- _CHALLENGE_
Find the lines containing the word "mennyiséget" and copy every one of them.

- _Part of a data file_
────────────────────

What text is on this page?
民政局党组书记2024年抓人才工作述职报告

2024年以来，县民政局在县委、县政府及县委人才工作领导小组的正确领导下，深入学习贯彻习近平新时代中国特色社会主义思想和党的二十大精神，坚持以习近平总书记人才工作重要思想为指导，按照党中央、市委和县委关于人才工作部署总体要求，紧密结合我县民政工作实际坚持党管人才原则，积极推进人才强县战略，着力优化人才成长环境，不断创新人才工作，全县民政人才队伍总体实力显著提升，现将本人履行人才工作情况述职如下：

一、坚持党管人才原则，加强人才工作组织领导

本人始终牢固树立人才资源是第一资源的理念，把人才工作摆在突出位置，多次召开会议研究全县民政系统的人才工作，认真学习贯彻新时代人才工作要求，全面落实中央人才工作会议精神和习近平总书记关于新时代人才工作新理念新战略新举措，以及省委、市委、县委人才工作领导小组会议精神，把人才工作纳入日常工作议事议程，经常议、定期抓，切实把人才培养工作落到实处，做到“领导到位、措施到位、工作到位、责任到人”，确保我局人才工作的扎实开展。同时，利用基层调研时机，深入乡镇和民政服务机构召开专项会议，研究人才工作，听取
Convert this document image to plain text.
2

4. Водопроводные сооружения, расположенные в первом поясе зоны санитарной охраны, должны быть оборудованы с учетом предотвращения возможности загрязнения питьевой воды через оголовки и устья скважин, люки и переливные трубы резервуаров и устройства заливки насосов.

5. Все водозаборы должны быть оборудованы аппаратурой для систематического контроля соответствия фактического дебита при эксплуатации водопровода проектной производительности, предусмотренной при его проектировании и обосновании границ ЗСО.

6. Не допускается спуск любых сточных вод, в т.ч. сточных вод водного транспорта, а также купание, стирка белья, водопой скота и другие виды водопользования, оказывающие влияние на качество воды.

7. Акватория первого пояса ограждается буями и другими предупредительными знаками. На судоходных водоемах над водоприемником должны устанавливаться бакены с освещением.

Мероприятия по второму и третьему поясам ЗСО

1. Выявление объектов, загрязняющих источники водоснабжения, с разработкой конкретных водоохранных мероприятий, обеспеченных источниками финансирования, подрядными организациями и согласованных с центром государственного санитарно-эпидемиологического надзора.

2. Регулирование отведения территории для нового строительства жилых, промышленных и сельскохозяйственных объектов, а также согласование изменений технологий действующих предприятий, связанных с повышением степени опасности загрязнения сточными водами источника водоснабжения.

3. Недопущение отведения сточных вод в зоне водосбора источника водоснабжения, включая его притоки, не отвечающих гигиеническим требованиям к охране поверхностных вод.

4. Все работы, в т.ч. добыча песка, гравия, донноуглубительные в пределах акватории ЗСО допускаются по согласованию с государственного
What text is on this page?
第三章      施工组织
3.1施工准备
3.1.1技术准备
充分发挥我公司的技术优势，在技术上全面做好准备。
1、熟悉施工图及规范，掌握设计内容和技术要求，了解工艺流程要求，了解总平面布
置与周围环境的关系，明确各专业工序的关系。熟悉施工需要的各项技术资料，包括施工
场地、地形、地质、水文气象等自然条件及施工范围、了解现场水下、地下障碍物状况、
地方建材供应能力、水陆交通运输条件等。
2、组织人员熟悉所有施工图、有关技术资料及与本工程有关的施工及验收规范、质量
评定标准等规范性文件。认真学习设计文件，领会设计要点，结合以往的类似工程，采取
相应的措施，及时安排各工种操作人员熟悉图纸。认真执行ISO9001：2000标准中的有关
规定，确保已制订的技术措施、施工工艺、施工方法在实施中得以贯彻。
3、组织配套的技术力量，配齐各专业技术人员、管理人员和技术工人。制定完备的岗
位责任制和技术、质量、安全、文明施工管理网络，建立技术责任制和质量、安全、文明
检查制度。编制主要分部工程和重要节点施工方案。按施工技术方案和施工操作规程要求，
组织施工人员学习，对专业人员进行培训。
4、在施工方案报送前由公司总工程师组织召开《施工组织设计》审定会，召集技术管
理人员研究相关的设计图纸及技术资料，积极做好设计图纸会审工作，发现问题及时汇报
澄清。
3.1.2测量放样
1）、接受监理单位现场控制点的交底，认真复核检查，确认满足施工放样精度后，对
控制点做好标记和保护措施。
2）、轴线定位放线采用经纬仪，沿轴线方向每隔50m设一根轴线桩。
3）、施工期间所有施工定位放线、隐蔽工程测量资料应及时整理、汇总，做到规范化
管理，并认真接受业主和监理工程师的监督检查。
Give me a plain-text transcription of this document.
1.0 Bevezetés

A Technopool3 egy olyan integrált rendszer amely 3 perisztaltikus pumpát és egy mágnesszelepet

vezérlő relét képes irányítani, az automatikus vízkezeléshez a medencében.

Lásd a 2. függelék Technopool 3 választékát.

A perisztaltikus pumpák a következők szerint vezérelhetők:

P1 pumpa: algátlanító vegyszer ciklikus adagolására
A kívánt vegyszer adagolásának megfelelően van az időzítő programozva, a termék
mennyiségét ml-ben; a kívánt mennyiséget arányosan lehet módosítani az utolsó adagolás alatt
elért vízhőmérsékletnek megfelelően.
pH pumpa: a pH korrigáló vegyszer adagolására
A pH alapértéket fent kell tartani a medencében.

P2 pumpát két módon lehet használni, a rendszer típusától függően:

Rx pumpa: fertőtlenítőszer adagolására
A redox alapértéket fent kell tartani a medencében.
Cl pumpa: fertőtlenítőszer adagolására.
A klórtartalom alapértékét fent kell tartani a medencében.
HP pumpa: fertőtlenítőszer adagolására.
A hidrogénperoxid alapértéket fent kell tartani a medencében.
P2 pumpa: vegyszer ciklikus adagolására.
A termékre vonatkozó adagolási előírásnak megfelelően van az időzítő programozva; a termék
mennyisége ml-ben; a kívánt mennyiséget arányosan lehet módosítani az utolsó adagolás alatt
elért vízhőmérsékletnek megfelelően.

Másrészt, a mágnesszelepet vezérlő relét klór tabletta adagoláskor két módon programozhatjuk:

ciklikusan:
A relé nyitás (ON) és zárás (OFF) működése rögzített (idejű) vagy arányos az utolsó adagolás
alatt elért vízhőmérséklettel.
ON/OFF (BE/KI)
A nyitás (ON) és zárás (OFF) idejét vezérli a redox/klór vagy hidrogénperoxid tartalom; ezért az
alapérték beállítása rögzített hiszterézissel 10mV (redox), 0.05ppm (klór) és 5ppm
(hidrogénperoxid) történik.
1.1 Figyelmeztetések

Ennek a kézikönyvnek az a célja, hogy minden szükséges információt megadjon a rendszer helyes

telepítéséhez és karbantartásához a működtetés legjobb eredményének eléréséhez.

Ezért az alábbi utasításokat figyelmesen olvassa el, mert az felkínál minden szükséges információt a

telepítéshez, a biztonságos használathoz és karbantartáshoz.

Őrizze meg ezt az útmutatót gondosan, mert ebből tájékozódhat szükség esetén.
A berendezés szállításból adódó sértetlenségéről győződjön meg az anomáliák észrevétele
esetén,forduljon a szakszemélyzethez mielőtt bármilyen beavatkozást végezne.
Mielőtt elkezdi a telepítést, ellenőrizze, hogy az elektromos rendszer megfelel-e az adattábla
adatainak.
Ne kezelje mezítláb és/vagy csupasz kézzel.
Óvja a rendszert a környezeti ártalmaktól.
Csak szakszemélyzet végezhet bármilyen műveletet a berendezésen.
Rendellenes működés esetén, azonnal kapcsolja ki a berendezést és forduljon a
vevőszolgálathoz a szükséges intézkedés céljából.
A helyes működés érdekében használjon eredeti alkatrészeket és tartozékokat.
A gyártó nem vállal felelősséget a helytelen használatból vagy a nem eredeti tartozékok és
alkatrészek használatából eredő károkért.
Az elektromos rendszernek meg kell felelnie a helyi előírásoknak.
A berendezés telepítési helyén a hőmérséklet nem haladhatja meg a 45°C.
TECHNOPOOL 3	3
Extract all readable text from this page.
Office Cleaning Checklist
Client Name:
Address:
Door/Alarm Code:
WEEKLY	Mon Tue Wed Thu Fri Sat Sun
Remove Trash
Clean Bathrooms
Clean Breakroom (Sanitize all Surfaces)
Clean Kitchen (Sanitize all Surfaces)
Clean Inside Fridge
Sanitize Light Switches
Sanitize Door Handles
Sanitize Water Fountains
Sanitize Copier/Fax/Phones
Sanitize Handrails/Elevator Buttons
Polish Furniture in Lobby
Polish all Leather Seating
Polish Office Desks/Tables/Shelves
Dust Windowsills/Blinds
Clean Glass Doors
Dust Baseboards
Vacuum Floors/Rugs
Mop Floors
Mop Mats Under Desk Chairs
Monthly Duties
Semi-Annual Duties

────────────────────

- _EXERCISE RESPONSE_
mennyiségét ml-ben; a kívánt mennyiséget arányosan lehet módosítani az utolsó adagolás alatt
mennyisége ml-ben; a kívánt mennyiséget arányosan lehet módosítani az utolsó adagolás alatt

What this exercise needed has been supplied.